_What you should do_
Give the count of lines in the data that include "ಅಳವಡ", with no other words.

_Raw records_
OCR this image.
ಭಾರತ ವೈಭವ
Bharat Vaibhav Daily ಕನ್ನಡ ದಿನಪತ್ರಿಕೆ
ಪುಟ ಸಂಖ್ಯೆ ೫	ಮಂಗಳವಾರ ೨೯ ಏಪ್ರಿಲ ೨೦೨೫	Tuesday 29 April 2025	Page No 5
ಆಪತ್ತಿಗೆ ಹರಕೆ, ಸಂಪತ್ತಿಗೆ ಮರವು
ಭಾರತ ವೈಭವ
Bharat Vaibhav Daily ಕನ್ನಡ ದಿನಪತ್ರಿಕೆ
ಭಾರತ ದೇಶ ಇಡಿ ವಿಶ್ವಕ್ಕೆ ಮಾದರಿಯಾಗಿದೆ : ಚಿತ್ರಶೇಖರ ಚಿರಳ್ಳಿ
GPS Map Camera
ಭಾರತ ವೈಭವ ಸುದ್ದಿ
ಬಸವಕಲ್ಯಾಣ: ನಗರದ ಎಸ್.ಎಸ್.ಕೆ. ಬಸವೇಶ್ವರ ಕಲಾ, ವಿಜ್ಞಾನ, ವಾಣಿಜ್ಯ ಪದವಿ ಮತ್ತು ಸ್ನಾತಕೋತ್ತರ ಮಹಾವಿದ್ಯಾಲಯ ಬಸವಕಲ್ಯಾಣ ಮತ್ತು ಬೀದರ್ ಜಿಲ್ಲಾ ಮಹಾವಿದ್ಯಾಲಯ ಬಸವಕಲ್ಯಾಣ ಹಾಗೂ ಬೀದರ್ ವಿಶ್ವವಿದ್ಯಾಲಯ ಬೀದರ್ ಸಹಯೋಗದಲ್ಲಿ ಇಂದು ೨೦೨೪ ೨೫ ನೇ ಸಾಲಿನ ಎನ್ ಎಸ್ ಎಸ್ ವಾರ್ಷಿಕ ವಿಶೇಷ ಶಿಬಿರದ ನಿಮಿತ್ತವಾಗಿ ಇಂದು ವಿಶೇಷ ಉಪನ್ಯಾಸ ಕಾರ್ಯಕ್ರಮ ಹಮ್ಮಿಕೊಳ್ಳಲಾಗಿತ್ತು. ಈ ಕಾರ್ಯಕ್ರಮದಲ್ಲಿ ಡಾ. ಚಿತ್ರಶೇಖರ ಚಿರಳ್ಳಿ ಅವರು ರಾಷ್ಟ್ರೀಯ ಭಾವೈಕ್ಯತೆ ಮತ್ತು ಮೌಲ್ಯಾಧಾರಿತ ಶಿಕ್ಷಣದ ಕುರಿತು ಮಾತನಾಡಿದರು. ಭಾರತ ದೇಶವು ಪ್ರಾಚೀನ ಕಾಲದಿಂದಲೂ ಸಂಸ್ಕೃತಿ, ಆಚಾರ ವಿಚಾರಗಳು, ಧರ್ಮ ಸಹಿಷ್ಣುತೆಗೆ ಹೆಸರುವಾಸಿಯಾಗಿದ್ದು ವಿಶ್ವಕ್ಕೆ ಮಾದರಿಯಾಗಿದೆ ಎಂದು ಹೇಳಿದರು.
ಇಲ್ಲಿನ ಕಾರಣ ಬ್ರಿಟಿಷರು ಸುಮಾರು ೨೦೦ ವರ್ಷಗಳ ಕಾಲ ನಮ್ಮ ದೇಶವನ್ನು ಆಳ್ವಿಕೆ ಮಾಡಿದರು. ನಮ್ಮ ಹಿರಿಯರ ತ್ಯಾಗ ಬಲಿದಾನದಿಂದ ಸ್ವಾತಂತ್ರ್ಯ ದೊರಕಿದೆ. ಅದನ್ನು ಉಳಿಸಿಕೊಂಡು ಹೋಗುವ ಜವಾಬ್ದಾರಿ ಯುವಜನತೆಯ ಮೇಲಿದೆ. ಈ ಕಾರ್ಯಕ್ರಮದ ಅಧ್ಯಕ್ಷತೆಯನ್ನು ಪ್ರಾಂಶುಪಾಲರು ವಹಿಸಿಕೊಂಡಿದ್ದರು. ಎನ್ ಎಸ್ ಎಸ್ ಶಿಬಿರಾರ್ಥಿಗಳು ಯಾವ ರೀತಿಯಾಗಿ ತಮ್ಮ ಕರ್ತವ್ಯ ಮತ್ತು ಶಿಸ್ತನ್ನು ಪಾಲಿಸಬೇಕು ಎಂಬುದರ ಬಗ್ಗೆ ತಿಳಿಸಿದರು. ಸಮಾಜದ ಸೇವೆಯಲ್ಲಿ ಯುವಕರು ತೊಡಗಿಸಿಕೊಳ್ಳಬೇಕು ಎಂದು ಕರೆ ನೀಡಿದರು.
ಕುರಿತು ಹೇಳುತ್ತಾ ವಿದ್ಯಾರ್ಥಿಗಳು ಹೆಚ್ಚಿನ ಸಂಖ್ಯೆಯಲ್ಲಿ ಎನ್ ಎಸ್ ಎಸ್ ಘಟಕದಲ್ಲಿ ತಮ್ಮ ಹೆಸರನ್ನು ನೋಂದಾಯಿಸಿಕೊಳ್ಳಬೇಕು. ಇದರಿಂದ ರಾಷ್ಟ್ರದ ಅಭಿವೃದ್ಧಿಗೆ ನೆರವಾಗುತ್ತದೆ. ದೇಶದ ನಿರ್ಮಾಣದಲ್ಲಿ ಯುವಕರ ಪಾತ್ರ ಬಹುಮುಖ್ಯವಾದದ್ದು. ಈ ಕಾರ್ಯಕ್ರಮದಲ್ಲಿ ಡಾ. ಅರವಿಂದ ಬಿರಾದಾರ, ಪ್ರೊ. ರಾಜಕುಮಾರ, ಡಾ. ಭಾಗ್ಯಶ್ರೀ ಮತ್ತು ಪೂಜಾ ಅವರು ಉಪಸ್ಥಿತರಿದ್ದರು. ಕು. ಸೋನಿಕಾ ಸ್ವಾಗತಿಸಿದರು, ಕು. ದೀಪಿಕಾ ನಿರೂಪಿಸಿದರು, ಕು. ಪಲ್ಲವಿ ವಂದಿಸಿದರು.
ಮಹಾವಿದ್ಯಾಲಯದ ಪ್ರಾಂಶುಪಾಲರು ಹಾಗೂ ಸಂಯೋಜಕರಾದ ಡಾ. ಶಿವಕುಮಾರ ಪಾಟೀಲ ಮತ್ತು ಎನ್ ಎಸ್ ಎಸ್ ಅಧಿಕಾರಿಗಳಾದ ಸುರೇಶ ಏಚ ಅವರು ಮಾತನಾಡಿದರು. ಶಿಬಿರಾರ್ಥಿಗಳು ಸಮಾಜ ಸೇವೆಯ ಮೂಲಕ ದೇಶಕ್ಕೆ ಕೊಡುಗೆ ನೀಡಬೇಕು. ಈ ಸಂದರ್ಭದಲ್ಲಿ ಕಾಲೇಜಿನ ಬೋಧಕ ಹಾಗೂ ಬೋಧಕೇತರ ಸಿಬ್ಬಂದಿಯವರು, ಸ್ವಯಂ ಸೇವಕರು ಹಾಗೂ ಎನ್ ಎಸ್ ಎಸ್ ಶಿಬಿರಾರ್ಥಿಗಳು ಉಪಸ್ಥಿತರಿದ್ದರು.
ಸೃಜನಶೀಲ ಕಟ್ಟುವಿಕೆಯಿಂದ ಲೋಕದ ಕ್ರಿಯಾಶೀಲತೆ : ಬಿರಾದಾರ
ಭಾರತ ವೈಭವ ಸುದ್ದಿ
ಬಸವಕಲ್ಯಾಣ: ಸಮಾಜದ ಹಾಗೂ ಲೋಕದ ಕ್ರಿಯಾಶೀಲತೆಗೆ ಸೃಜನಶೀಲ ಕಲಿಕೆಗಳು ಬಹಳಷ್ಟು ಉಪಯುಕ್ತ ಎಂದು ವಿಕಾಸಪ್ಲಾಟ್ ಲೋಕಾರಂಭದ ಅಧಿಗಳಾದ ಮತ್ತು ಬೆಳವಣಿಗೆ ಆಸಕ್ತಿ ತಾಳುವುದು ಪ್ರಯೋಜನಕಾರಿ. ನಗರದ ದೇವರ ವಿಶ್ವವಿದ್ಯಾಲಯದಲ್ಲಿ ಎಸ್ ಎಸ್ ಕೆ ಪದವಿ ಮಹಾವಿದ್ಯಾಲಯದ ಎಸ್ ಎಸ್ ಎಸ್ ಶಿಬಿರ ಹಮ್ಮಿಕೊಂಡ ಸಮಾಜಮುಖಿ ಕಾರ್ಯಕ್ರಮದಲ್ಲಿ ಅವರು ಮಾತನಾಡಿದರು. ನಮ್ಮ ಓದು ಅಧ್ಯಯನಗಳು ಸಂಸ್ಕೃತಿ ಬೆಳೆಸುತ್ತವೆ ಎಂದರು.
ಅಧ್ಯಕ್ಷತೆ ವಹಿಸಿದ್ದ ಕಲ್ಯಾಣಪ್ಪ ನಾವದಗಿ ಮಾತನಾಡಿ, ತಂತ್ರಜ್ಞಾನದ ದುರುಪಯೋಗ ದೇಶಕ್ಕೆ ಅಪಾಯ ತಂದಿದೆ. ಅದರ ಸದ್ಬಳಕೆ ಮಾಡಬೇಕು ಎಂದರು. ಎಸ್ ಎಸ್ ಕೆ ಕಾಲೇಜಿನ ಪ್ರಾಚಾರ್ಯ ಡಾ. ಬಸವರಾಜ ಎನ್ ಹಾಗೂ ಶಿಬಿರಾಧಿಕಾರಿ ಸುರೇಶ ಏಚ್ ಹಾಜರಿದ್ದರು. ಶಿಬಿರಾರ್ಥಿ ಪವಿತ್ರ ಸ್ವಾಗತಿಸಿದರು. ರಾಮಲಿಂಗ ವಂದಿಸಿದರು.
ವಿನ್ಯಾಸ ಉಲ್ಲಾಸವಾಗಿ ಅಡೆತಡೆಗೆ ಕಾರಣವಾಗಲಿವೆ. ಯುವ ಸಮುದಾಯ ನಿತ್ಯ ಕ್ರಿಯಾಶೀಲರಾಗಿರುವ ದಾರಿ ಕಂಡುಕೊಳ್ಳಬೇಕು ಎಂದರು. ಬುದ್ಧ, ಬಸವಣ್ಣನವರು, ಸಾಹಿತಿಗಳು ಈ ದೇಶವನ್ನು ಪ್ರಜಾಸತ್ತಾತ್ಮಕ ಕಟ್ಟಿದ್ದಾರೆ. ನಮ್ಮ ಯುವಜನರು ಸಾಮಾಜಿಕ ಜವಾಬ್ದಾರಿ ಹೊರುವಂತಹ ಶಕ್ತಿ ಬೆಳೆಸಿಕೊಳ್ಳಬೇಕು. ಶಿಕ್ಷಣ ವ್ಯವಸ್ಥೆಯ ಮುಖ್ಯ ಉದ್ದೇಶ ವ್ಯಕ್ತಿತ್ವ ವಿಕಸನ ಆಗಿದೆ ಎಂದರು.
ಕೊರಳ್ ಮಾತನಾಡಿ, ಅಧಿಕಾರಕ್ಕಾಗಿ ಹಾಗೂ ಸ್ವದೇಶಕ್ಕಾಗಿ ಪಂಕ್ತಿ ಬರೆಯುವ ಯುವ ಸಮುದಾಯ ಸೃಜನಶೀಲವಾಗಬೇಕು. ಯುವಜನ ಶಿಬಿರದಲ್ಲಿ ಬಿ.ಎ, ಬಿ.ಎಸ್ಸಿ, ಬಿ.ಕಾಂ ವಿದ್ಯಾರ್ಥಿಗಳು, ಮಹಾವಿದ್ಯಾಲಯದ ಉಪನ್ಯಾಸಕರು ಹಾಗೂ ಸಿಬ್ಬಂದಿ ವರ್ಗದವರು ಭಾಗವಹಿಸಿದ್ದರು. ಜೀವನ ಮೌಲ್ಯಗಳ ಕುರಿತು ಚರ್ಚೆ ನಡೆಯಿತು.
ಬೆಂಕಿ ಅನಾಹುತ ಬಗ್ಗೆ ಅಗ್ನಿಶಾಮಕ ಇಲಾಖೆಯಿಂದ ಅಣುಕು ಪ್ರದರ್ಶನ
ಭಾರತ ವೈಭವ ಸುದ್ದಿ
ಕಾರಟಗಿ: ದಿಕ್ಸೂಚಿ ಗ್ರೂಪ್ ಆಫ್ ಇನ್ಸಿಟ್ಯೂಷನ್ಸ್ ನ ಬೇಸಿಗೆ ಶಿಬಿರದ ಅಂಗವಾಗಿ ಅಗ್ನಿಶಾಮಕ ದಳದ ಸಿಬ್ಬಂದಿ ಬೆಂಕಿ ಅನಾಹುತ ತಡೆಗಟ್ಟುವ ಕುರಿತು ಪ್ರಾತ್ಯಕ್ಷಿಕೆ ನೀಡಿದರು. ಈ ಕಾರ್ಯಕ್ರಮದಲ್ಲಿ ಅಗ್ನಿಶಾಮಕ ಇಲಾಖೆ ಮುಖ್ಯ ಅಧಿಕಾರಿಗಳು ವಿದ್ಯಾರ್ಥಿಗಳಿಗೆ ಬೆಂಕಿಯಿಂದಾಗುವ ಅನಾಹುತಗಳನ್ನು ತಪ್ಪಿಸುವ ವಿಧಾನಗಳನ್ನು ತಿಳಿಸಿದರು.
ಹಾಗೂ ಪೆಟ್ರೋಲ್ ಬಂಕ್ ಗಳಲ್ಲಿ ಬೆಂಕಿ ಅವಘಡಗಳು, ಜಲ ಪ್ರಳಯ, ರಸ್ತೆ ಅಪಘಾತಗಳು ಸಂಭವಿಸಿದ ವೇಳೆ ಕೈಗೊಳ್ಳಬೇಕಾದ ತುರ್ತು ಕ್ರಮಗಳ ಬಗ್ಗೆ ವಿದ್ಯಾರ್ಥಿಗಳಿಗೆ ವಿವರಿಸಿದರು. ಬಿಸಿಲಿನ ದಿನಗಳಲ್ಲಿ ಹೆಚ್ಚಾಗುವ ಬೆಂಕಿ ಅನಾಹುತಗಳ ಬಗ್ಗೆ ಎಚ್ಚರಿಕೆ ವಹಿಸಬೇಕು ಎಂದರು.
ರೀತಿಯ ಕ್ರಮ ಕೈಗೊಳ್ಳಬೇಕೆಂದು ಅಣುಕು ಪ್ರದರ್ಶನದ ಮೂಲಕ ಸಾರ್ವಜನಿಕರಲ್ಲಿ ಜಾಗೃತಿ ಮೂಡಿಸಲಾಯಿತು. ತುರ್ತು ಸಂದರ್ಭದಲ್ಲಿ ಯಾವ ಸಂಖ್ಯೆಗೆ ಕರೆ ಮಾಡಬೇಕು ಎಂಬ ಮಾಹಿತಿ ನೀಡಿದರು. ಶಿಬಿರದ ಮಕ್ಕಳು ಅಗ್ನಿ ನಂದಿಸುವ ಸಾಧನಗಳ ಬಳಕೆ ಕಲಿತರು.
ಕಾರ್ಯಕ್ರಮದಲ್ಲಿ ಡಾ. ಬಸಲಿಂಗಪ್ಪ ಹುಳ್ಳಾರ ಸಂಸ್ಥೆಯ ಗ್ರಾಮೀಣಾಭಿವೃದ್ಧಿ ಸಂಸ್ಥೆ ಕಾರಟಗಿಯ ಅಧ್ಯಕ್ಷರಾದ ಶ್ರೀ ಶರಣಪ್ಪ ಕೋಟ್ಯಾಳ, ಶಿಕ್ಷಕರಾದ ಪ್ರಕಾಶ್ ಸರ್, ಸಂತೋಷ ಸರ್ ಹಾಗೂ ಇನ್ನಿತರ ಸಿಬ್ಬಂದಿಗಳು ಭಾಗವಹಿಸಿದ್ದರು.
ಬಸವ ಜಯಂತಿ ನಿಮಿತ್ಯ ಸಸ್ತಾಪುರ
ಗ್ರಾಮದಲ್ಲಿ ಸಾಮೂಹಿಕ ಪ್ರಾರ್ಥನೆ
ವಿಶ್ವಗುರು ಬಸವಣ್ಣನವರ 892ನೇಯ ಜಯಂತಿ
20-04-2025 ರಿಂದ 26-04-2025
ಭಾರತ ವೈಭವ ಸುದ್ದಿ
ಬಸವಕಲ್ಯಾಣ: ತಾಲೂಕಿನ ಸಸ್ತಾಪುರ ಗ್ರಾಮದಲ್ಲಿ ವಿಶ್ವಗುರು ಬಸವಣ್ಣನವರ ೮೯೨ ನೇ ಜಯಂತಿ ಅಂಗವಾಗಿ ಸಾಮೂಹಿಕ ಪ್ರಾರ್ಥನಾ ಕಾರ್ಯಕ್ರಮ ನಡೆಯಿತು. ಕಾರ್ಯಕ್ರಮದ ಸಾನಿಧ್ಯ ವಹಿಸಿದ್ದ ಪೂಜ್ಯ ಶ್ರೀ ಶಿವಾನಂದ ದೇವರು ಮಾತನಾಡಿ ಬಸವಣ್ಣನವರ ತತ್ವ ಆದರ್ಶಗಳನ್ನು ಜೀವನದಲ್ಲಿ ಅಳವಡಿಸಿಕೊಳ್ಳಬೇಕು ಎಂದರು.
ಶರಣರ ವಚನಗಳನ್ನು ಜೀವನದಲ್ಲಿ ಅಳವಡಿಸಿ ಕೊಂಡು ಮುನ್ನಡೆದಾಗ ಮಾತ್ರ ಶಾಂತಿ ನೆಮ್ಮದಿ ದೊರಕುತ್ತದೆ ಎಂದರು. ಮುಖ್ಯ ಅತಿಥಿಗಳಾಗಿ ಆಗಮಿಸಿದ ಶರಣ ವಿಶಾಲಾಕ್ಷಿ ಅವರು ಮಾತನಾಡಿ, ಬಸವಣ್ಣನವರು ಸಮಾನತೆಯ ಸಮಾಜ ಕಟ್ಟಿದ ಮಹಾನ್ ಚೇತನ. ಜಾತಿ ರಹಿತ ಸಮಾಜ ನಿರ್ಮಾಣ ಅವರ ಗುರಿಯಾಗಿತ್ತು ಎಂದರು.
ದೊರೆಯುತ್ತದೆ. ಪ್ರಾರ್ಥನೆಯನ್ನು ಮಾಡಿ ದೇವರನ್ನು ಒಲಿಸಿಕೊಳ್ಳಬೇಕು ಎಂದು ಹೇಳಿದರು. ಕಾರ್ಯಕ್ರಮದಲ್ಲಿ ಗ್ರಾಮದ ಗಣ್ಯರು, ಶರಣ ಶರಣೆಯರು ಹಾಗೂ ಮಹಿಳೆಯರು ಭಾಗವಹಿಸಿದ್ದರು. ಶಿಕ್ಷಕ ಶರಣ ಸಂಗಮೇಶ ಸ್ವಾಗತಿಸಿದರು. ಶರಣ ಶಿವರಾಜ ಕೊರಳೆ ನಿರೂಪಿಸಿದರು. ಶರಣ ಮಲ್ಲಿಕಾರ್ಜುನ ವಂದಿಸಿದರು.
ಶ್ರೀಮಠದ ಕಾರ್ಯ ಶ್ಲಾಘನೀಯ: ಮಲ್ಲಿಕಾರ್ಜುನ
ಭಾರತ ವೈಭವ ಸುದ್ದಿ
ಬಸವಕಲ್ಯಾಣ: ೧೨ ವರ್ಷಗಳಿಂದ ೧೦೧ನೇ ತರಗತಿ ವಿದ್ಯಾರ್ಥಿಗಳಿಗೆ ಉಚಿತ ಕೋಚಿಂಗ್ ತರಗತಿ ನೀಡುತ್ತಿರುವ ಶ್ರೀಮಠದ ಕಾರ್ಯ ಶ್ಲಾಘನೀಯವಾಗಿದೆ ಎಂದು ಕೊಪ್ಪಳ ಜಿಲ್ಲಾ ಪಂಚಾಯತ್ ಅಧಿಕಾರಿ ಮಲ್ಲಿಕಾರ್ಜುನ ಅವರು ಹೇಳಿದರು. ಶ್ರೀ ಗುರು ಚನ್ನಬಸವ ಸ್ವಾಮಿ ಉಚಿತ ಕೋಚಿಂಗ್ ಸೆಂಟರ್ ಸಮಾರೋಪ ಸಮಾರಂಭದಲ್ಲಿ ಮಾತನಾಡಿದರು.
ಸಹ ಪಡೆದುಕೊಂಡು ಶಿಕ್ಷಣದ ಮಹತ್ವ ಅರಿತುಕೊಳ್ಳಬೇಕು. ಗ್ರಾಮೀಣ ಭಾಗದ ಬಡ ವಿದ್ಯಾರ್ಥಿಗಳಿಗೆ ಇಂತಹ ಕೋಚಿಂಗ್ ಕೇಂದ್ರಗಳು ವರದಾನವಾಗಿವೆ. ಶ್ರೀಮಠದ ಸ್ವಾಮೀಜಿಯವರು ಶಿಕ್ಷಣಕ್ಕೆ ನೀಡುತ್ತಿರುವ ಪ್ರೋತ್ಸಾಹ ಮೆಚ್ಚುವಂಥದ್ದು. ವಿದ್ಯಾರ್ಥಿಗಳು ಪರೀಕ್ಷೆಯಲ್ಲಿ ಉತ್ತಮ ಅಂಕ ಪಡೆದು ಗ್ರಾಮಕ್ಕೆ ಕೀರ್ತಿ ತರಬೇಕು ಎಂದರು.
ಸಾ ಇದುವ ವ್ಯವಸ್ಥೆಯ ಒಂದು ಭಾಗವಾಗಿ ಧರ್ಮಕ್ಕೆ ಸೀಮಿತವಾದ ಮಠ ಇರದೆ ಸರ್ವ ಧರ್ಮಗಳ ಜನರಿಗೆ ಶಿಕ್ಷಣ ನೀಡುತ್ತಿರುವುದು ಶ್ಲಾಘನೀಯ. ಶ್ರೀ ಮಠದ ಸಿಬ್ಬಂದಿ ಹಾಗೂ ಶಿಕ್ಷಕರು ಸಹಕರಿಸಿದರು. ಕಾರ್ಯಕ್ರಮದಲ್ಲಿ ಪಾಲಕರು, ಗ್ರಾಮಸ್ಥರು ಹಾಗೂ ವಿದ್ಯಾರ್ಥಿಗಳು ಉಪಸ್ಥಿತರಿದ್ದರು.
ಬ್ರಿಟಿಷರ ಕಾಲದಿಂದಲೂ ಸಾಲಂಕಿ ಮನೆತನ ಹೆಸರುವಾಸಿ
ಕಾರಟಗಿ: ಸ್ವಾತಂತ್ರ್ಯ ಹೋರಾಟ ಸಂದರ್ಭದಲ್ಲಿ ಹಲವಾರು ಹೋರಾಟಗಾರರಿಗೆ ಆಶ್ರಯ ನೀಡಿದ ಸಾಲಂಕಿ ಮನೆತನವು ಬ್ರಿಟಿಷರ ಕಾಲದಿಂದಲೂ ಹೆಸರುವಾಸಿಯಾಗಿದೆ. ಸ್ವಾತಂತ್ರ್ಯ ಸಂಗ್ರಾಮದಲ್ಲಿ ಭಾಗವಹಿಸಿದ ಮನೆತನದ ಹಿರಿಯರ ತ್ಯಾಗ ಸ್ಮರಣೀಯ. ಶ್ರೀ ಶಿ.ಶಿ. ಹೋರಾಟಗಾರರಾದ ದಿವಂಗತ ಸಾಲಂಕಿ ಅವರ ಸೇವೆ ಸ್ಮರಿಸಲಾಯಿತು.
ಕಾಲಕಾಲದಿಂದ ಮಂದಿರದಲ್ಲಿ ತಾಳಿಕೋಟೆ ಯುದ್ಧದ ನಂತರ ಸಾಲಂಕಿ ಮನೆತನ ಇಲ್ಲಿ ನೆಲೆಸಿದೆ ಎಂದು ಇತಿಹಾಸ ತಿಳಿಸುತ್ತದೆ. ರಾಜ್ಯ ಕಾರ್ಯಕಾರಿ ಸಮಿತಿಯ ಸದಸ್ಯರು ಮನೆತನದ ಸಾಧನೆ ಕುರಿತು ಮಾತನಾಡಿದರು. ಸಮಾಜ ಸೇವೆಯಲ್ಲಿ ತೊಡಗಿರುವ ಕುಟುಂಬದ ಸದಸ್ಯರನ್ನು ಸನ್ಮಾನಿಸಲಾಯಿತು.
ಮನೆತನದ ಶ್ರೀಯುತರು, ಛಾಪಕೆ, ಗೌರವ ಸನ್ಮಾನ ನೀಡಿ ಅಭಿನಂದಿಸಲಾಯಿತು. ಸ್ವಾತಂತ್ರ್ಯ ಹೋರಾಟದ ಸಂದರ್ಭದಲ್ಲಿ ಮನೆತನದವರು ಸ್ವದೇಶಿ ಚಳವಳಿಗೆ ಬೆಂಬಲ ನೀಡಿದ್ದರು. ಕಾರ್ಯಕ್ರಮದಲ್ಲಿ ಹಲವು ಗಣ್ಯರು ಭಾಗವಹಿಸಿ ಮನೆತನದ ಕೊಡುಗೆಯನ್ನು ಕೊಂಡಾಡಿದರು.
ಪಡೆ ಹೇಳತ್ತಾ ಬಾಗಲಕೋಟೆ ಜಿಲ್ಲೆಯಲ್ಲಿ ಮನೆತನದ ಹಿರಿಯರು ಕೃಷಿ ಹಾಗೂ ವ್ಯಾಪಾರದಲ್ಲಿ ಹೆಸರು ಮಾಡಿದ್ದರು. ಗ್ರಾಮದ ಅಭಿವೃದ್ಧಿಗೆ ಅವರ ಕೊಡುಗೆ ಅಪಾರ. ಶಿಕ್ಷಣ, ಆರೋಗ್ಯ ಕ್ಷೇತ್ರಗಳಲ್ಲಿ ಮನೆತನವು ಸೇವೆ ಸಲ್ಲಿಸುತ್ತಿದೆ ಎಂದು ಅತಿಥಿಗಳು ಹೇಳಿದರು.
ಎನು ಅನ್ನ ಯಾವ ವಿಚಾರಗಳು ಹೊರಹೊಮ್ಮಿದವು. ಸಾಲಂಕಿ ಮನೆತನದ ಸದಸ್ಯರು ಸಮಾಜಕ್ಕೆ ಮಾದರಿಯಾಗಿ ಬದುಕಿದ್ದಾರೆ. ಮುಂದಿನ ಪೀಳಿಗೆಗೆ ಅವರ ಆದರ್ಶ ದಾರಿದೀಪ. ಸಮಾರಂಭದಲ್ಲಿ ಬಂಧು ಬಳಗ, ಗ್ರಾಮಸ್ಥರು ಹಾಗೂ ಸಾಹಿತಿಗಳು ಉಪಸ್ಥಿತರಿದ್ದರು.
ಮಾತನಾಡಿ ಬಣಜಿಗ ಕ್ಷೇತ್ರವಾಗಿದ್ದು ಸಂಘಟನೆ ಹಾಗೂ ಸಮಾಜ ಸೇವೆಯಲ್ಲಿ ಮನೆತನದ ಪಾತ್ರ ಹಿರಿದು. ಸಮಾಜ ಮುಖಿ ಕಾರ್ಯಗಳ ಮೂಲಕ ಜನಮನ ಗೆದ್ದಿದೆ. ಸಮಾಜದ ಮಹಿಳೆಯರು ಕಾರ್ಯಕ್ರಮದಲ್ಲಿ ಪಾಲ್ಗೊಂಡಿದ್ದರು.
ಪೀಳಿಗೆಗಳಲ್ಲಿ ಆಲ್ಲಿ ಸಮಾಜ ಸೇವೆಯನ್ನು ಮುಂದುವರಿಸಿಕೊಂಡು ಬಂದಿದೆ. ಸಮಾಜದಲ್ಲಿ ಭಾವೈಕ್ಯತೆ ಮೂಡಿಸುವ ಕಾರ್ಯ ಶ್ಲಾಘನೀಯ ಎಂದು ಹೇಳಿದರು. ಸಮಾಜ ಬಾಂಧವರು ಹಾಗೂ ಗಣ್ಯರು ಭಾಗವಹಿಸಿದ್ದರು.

_Task solution_
2